■ TASK DIRECTIONS: All of the lines below are to be transcribed faithfully, with pictures excluded from the copy.

■ EXCERPTED DATA:
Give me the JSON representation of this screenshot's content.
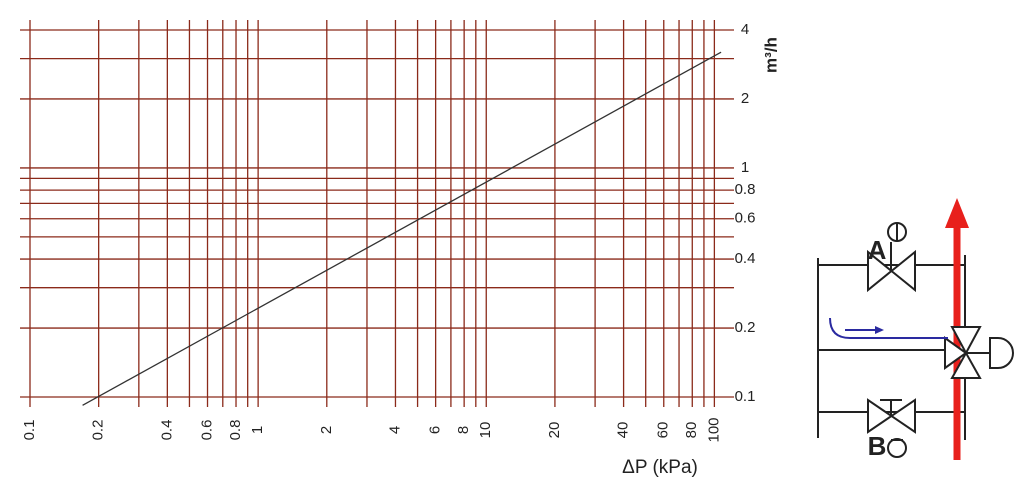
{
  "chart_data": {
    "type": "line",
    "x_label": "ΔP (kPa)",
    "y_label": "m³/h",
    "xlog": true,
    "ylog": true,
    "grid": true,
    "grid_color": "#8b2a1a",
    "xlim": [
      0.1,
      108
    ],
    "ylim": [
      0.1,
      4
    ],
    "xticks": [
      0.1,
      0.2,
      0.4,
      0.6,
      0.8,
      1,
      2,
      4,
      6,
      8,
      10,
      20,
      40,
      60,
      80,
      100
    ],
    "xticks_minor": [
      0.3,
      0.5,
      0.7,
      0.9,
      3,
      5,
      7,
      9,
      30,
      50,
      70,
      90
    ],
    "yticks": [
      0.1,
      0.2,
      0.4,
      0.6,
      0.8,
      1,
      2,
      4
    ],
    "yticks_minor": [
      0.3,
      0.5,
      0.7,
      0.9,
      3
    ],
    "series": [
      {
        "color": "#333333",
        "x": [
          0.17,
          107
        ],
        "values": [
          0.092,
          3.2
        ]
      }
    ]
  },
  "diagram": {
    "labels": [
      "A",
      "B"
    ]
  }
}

■ RESULT OF THIS TASK:
Give me the JSON representation of this screenshot's content.
{
  "chart_data": {
    "type": "line",
    "x_label": "ΔP (kPa)",
    "y_label": "m³/h",
    "xlog": true,
    "ylog": true,
    "grid": true,
    "grid_color": "#8b2a1a",
    "xlim": [
      0.1,
      108
    ],
    "ylim": [
      0.1,
      4
    ],
    "xticks": [
      0.1,
      0.2,
      0.4,
      0.6,
      0.8,
      1,
      2,
      4,
      6,
      8,
      10,
      20,
      40,
      60,
      80,
      100
    ],
    "xticks_minor": [
      0.3,
      0.5,
      0.7,
      0.9,
      3,
      5,
      7,
      9,
      30,
      50,
      70,
      90
    ],
    "yticks": [
      0.1,
      0.2,
      0.4,
      0.6,
      0.8,
      1,
      2,
      4
    ],
    "yticks_minor": [
      0.3,
      0.5,
      0.7,
      0.9,
      3
    ],
    "series": [
      {
        "color": "#333333",
        "x": [
          0.17,
          107
        ],
        "values": [
          0.092,
          3.2
        ]
      }
    ]
  },
  "diagram": {
    "labels": [
      "A",
      "B"
    ]
  }
}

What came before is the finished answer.